▶ GIVEN INFORMATION

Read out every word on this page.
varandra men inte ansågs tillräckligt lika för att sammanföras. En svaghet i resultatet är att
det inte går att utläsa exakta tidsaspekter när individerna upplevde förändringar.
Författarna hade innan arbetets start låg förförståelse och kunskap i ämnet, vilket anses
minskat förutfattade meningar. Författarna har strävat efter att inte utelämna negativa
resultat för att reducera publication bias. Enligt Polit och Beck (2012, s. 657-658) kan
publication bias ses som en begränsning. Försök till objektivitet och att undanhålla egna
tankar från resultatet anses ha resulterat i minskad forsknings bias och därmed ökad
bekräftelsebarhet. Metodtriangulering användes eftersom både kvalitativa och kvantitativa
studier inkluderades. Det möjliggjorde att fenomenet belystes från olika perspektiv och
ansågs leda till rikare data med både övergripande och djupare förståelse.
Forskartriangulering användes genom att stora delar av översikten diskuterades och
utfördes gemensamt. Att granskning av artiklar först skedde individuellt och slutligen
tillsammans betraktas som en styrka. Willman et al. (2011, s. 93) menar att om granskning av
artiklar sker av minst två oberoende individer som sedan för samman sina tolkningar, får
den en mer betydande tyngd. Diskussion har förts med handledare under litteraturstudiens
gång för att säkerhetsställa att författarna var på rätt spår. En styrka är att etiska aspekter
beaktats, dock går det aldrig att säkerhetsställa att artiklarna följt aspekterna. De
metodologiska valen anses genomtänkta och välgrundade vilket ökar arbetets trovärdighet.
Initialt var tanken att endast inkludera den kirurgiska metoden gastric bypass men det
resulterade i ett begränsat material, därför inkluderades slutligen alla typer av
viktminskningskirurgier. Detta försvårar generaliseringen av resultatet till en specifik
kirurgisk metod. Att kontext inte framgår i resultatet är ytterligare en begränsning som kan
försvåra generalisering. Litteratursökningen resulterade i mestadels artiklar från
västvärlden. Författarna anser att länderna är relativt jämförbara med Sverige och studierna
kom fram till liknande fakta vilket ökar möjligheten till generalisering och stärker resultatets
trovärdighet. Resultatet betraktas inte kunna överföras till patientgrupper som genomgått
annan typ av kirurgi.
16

▶ WHAT TO WORK ON
In full and without alteration, write out the data above.

▶ SOLUTION TO THIS EXERCISE
Read out every word on this page.
varandra men inte ansågs tillräckligt lika för att sammanföras. En svaghet i resultatet är att
det inte går att utläsa exakta tidsaspekter när individerna upplevde förändringar.
Författarna hade innan arbetets start låg förförståelse och kunskap i ämnet, vilket anses
minskat förutfattade meningar. Författarna har strävat efter att inte utelämna negativa
resultat för att reducera publication bias. Enligt Polit och Beck (2012, s. 657-658) kan
publication bias ses som en begränsning. Försök till objektivitet och att undanhålla egna
tankar från resultatet anses ha resulterat i minskad forsknings bias och därmed ökad
bekräftelsebarhet. Metodtriangulering användes eftersom både kvalitativa och kvantitativa
studier inkluderades. Det möjliggjorde att fenomenet belystes från olika perspektiv och
ansågs leda till rikare data med både övergripande och djupare förståelse.
Forskartriangulering användes genom att stora delar av översikten diskuterades och
utfördes gemensamt. Att granskning av artiklar först skedde individuellt och slutligen
tillsammans betraktas som en styrka. Willman et al. (2011, s. 93) menar att om granskning av
artiklar sker av minst två oberoende individer som sedan för samman sina tolkningar, får
den en mer betydande tyngd. Diskussion har förts med handledare under litteraturstudiens
gång för att säkerhetsställa att författarna var på rätt spår. En styrka är att etiska aspekter
beaktats, dock går det aldrig att säkerhetsställa att artiklarna följt aspekterna. De
metodologiska valen anses genomtänkta och välgrundade vilket ökar arbetets trovärdighet.
Initialt var tanken att endast inkludera den kirurgiska metoden gastric bypass men det
resulterade i ett begränsat material, därför inkluderades slutligen alla typer av
viktminskningskirurgier. Detta försvårar generaliseringen av resultatet till en specifik
kirurgisk metod. Att kontext inte framgår i resultatet är ytterligare en begränsning som kan
försvåra generalisering. Litteratursökningen resulterade i mestadels artiklar från
västvärlden. Författarna anser att länderna är relativt jämförbara med Sverige och studierna
kom fram till liknande fakta vilket ökar möjligheten till generalisering och stärker resultatets
trovärdighet. Resultatet betraktas inte kunna överföras till patientgrupper som genomgått
annan typ av kirurgi.
16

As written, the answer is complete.